WHAT YOU ARE ASKED TO DO: Count the lines in the entries below that include the word "ylabel". Give nothing but the number.

++++ TASK INPUT ++++

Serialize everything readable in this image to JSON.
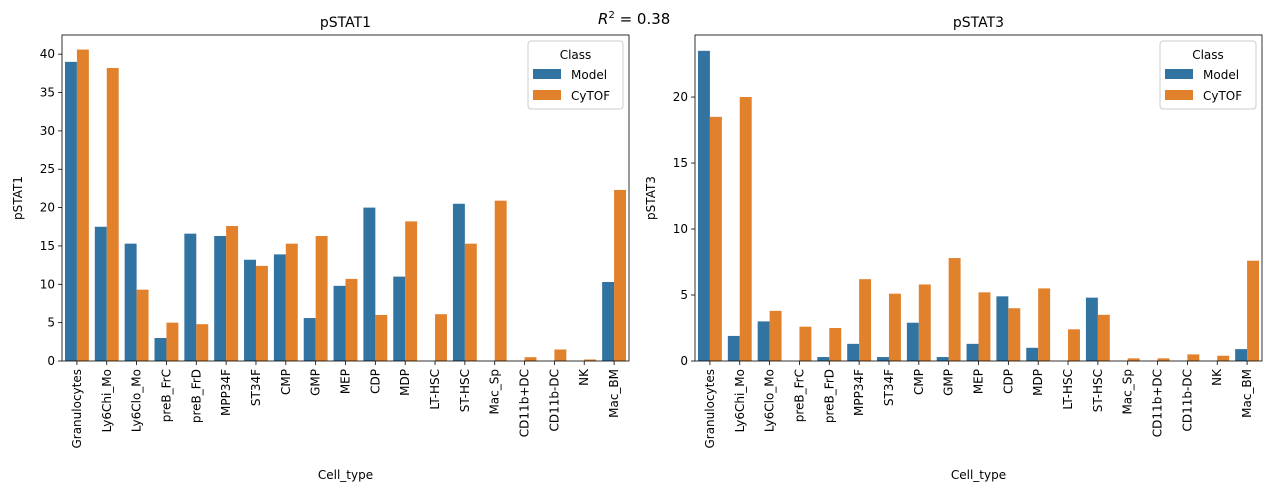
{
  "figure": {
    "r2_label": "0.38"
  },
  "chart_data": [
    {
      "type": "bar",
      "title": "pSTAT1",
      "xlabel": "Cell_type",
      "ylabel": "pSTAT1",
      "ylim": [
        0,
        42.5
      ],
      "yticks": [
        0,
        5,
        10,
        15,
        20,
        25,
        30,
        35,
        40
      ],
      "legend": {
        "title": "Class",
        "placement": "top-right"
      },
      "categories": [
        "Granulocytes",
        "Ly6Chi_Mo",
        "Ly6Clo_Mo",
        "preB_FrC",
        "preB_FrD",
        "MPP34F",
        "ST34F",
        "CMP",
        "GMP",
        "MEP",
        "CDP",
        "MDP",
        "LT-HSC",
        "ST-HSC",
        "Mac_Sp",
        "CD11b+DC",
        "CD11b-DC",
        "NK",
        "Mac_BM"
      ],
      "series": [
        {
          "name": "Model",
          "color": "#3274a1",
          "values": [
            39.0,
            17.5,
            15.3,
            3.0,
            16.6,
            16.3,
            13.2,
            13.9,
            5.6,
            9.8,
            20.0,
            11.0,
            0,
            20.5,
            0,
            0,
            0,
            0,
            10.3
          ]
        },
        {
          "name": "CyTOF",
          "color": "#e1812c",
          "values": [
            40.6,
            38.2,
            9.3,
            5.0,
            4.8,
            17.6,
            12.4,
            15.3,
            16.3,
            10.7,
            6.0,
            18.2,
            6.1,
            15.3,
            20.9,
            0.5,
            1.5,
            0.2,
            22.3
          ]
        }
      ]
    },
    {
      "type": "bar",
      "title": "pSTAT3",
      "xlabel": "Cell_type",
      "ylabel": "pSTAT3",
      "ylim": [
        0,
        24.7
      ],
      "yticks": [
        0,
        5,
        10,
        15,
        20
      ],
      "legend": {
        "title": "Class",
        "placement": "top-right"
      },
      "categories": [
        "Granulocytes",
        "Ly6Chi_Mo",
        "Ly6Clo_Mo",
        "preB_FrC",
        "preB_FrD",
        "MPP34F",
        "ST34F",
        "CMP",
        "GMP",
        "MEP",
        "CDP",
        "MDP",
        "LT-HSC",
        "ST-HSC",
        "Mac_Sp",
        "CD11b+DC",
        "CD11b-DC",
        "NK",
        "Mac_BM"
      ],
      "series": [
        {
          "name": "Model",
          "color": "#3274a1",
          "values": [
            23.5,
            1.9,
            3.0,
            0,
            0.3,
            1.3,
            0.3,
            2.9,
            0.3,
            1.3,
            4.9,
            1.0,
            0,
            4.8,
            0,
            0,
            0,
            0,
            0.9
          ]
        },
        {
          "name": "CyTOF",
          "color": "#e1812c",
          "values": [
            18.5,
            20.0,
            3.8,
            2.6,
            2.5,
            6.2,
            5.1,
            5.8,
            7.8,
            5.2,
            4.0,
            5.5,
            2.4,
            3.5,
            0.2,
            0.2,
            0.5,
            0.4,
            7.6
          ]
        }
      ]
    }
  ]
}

++++
++++ TASK INPUT ++++

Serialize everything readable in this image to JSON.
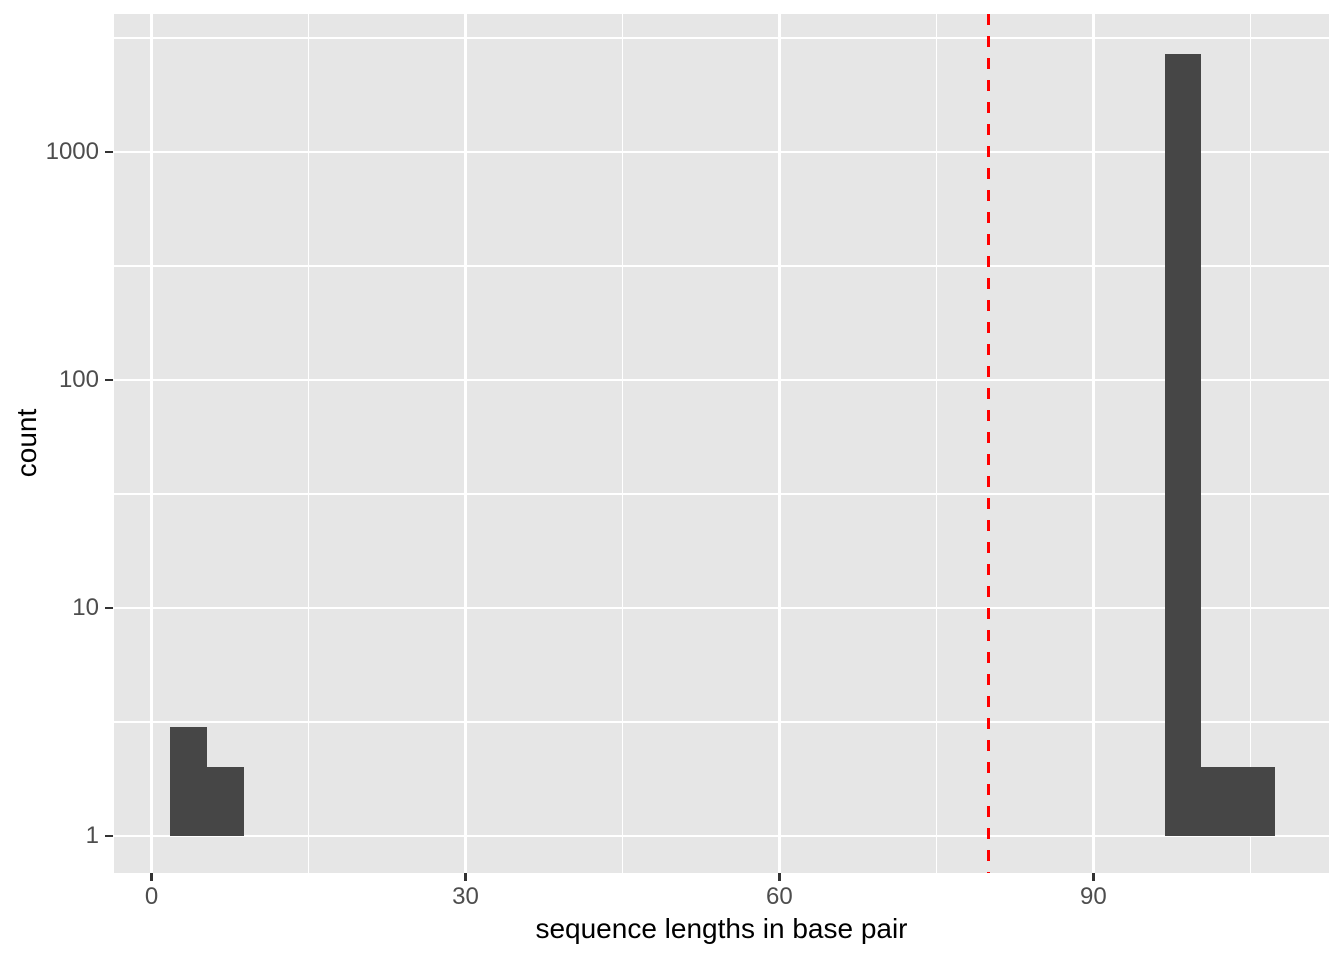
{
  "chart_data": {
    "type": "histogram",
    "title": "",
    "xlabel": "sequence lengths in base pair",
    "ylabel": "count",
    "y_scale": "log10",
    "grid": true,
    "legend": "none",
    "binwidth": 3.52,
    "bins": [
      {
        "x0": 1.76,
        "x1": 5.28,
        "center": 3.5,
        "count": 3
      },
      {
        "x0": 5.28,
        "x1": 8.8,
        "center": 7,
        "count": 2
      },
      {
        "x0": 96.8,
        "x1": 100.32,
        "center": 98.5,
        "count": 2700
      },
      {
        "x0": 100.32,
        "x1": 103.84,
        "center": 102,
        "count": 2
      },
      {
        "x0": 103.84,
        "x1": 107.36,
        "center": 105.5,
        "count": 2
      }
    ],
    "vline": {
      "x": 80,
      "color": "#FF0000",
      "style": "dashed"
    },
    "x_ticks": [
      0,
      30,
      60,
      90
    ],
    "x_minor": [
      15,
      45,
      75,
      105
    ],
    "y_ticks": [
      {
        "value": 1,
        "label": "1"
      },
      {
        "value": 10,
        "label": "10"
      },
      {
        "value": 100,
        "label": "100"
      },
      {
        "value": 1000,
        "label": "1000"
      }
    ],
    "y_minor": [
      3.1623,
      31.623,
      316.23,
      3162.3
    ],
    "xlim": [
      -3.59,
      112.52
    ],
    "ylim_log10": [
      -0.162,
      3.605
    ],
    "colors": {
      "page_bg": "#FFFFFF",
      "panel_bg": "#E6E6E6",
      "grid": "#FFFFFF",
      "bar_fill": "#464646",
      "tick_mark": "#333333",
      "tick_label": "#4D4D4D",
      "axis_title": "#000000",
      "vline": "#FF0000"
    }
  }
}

++++

CORRECT ANSWER: 3